--- BEGIN ---

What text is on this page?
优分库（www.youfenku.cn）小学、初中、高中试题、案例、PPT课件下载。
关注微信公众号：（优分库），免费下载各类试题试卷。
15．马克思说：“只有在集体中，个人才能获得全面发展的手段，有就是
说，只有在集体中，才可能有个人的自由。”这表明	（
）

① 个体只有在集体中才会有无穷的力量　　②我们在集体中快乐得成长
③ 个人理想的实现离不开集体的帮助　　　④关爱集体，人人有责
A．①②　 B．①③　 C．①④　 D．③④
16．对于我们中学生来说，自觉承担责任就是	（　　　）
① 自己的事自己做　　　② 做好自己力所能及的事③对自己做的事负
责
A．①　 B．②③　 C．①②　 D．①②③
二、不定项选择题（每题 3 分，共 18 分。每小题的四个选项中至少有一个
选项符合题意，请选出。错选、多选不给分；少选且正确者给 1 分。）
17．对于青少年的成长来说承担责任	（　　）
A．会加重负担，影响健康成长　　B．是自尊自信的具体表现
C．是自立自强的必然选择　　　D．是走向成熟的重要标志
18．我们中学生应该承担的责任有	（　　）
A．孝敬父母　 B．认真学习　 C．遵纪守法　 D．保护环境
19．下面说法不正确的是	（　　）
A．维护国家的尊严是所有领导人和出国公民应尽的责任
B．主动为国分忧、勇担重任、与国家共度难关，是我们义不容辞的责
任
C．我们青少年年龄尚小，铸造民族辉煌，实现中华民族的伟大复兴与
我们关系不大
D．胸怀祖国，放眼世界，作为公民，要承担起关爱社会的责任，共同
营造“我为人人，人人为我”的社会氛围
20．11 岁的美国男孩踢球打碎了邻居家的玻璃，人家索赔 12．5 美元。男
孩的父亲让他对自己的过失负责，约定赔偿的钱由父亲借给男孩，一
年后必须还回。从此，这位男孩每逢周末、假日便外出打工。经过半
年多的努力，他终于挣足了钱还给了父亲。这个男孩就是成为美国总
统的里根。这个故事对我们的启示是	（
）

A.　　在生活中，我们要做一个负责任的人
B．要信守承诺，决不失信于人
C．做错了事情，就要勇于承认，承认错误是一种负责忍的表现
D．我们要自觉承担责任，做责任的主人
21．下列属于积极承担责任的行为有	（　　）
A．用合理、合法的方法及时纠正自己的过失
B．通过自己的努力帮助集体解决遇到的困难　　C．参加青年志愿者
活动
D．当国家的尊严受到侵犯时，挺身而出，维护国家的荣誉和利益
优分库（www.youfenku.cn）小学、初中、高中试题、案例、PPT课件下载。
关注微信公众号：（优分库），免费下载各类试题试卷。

--- END ---
--- BEGIN ---

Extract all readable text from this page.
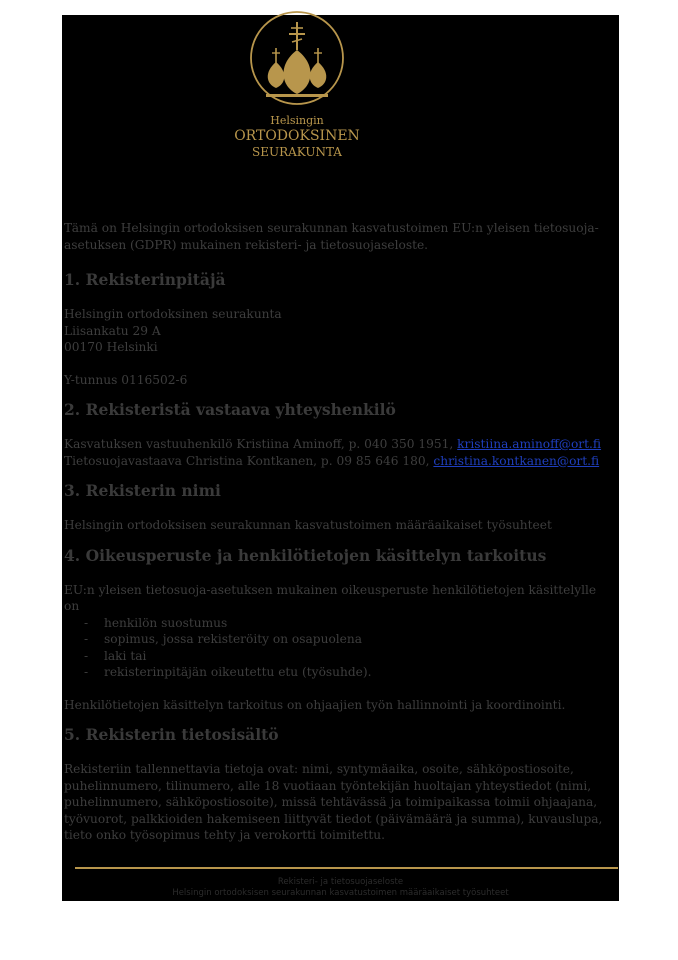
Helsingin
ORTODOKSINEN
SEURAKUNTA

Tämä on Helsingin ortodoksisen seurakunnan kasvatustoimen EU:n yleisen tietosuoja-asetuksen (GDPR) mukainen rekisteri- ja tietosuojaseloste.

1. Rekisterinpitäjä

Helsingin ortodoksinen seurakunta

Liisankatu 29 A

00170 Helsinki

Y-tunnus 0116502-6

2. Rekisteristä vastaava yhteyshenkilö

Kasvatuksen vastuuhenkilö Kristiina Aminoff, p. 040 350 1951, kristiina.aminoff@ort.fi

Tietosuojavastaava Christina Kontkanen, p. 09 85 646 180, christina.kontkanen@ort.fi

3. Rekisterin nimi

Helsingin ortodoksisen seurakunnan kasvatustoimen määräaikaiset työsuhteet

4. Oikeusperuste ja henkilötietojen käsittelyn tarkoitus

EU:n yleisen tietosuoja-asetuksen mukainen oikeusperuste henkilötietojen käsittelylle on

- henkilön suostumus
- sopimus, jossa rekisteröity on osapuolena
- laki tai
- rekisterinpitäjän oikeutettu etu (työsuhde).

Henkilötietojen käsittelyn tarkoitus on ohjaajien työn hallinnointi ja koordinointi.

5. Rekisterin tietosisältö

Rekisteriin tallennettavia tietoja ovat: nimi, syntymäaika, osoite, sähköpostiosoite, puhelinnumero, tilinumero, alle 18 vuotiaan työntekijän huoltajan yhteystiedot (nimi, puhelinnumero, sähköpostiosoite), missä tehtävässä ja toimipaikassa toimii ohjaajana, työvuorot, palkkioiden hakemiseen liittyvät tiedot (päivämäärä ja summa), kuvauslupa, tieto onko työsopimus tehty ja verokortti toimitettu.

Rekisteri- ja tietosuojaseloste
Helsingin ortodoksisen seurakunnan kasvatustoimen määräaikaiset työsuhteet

--- END ---

Search the data for "tietosuojaseloste". Copy every matching line.

▸ **RESPONSE TO THIS EXERCISE**:
Tämä on Helsingin ortodoksisen seurakunnan kasvatustoimen EU:n yleisen tietosuoja-asetuksen (GDPR) mukainen rekisteri- ja tietosuojaseloste.
Rekisteri- ja tietosuojaseloste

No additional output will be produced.